» **Task requirements**
Word for word, quote all of the material, omitting the pictures.

Recorded data:
+++

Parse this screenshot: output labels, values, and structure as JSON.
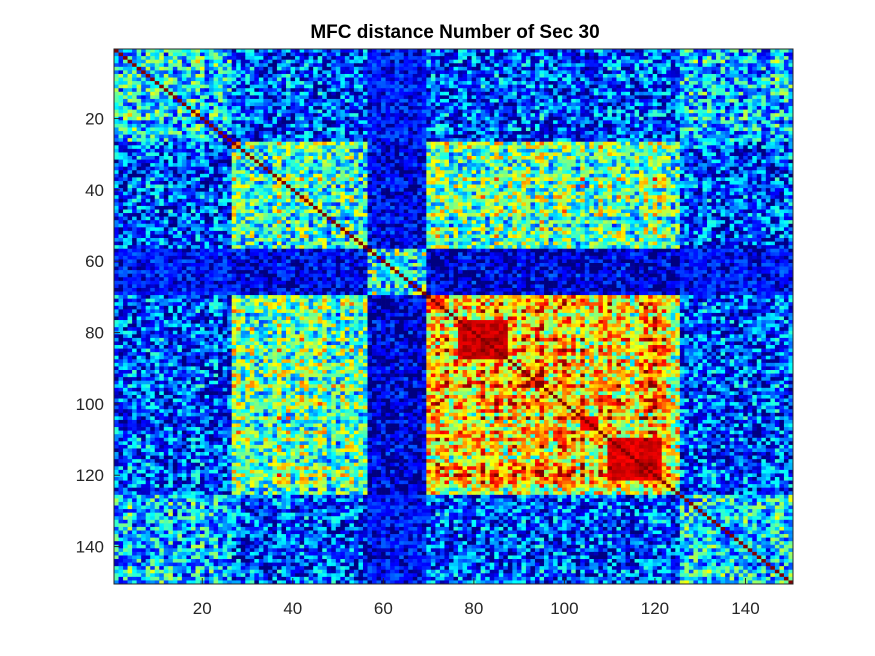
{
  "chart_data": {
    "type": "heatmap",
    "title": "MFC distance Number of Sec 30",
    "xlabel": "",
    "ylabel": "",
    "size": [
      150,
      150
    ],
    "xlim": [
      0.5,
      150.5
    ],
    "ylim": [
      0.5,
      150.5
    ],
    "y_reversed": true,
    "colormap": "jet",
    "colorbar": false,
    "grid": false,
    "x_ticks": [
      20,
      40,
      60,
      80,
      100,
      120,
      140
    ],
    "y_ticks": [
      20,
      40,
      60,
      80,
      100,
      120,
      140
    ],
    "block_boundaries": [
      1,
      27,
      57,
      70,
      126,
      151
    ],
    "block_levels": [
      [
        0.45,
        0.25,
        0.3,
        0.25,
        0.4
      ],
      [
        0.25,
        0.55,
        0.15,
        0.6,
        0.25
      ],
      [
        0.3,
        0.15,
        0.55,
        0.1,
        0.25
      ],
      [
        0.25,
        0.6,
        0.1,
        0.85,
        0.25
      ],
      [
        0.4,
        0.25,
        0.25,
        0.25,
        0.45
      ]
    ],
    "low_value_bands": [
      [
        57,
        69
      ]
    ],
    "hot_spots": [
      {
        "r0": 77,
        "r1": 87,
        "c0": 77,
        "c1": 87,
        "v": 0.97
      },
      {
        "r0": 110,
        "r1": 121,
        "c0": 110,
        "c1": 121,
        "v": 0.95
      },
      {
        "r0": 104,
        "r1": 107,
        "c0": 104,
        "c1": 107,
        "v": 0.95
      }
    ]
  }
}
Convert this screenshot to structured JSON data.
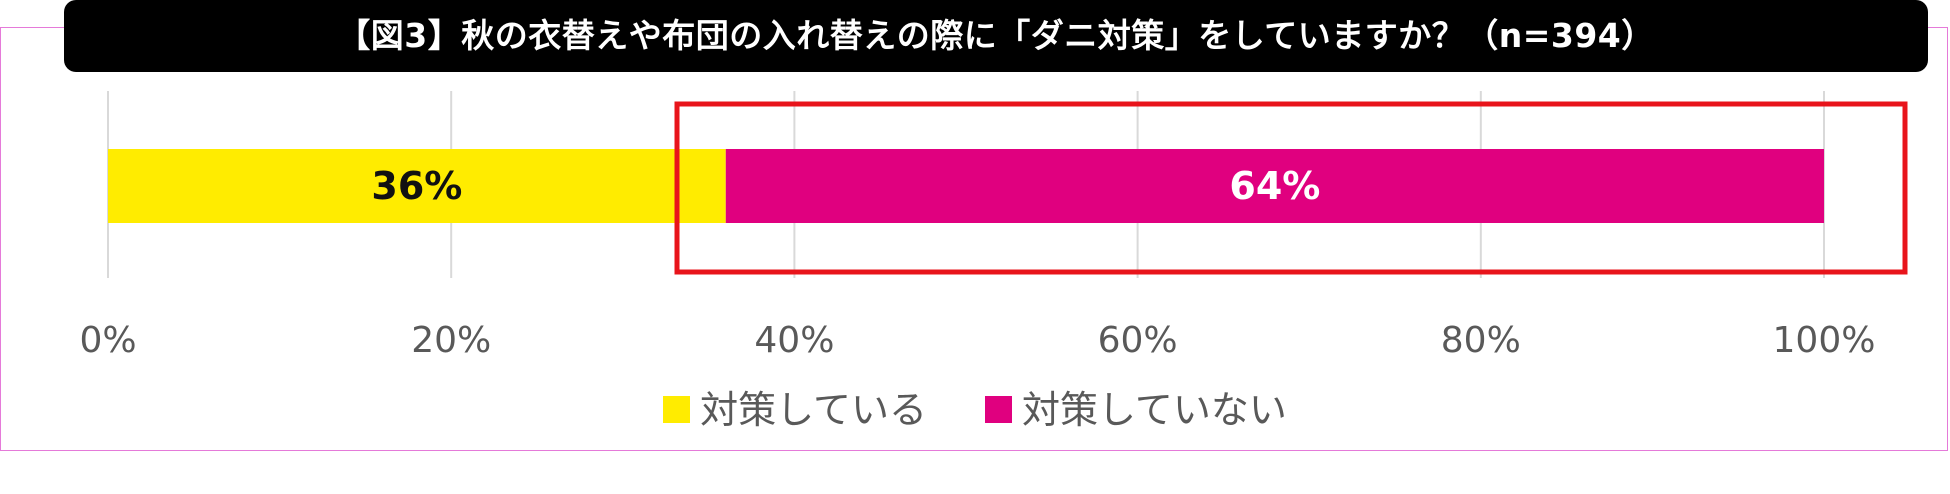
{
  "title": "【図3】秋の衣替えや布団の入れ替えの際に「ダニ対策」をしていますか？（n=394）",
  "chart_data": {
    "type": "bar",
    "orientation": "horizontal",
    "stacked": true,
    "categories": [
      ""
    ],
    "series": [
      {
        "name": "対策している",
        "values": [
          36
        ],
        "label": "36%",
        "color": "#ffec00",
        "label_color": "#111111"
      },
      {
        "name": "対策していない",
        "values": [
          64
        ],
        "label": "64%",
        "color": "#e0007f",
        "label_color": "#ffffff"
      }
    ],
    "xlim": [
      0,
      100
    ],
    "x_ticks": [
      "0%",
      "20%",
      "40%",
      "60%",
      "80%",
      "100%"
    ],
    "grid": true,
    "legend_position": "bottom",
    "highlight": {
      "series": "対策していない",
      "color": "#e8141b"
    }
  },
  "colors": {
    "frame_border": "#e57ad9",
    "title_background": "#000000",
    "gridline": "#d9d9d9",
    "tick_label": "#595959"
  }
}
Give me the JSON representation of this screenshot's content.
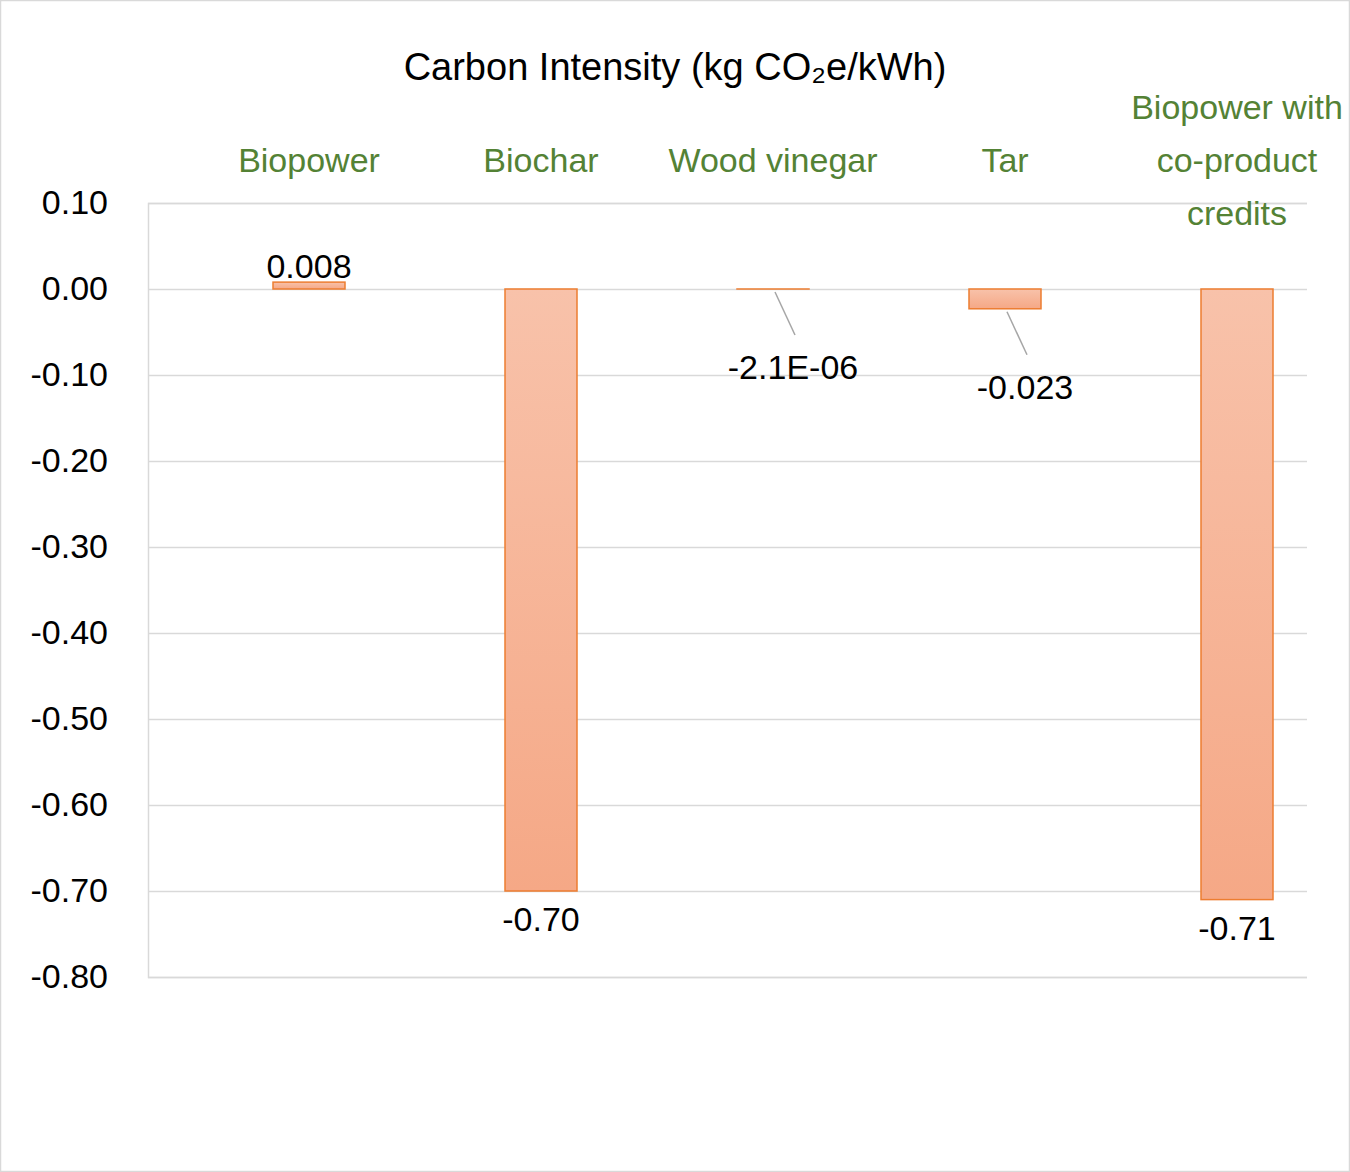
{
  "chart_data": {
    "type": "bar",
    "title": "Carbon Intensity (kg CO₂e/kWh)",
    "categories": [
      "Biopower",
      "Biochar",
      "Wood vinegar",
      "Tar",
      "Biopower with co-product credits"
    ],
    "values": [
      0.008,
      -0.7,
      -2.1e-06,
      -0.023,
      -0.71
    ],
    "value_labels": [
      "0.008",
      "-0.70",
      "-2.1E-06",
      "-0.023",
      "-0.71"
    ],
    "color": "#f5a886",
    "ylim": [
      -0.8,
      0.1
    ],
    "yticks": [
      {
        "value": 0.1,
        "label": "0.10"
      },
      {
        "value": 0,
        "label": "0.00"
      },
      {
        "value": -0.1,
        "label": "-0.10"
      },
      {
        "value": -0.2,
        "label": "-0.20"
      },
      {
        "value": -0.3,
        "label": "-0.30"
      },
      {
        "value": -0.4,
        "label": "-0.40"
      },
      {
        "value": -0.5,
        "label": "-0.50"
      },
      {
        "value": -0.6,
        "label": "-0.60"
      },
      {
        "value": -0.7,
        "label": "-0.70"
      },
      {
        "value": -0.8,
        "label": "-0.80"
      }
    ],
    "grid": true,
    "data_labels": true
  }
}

+++

» **Exercise response**
Parse this screenshot: output labels, values, and structure as JSON.
{
  "chart_data": {
    "type": "heatmap",
    "title": "MFC distance Number of Sec 30",
    "xlabel": "",
    "ylabel": "",
    "size": [
      150,
      150
    ],
    "xlim": [
      0.5,
      150.5
    ],
    "ylim": [
      0.5,
      150.5
    ],
    "y_reversed": true,
    "colormap": "jet",
    "colorbar": false,
    "grid": false,
    "x_ticks": [
      20,
      40,
      60,
      80,
      100,
      120,
      140
    ],
    "y_ticks": [
      20,
      40,
      60,
      80,
      100,
      120,
      140
    ],
    "block_boundaries": [
      1,
      27,
      57,
      70,
      126,
      151
    ],
    "block_levels": [
      [
        0.45,
        0.25,
        0.3,
        0.25,
        0.4
      ],
      [
        0.25,
        0.55,
        0.15,
        0.6,
        0.25
      ],
      [
        0.3,
        0.15,
        0.55,
        0.1,
        0.25
      ],
      [
        0.25,
        0.6,
        0.1,
        0.85,
        0.25
      ],
      [
        0.4,
        0.25,
        0.25,
        0.25,
        0.45
      ]
    ],
    "low_value_bands": [
      [
        57,
        69
      ]
    ],
    "hot_spots": [
      {
        "r0": 77,
        "r1": 87,
        "c0": 77,
        "c1": 87,
        "v": 0.97
      },
      {
        "r0": 110,
        "r1": 121,
        "c0": 110,
        "c1": 121,
        "v": 0.95
      },
      {
        "r0": 104,
        "r1": 107,
        "c0": 104,
        "c1": 107,
        "v": 0.95
      }
    ]
  }
}
Convert this screenshot to structured JSON data.
{
  "title": "【図3】秋の衣替えや布団の入れ替えの際に「ダニ対策」をしていますか？（n=394）",
  "chart_data": {
    "type": "bar",
    "orientation": "horizontal",
    "stacked": true,
    "categories": [
      ""
    ],
    "series": [
      {
        "name": "対策している",
        "values": [
          36
        ],
        "label": "36%",
        "color": "#ffec00",
        "label_color": "#111111"
      },
      {
        "name": "対策していない",
        "values": [
          64
        ],
        "label": "64%",
        "color": "#e0007f",
        "label_color": "#ffffff"
      }
    ],
    "xlim": [
      0,
      100
    ],
    "x_ticks": [
      "0%",
      "20%",
      "40%",
      "60%",
      "80%",
      "100%"
    ],
    "grid": true,
    "legend_position": "bottom",
    "highlight": {
      "series": "対策していない",
      "color": "#e8141b"
    }
  },
  "colors": {
    "frame_border": "#e57ad9",
    "title_background": "#000000",
    "gridline": "#d9d9d9",
    "tick_label": "#595959"
  }
}
Give me the JSON representation of this screenshot's content.
{
  "chart_data": {
    "type": "bar",
    "title": "Carbon Intensity (kg CO₂e/kWh)",
    "categories": [
      "Biopower",
      "Biochar",
      "Wood vinegar",
      "Tar",
      "Biopower with co-product credits"
    ],
    "values": [
      0.008,
      -0.7,
      -2.1e-06,
      -0.023,
      -0.71
    ],
    "value_labels": [
      "0.008",
      "-0.70",
      "-2.1E-06",
      "-0.023",
      "-0.71"
    ],
    "color": "#f5a886",
    "ylim": [
      -0.8,
      0.1
    ],
    "yticks": [
      {
        "value": 0.1,
        "label": "0.10"
      },
      {
        "value": 0,
        "label": "0.00"
      },
      {
        "value": -0.1,
        "label": "-0.10"
      },
      {
        "value": -0.2,
        "label": "-0.20"
      },
      {
        "value": -0.3,
        "label": "-0.30"
      },
      {
        "value": -0.4,
        "label": "-0.40"
      },
      {
        "value": -0.5,
        "label": "-0.50"
      },
      {
        "value": -0.6,
        "label": "-0.60"
      },
      {
        "value": -0.7,
        "label": "-0.70"
      },
      {
        "value": -0.8,
        "label": "-0.80"
      }
    ],
    "grid": true,
    "data_labels": true
  }
}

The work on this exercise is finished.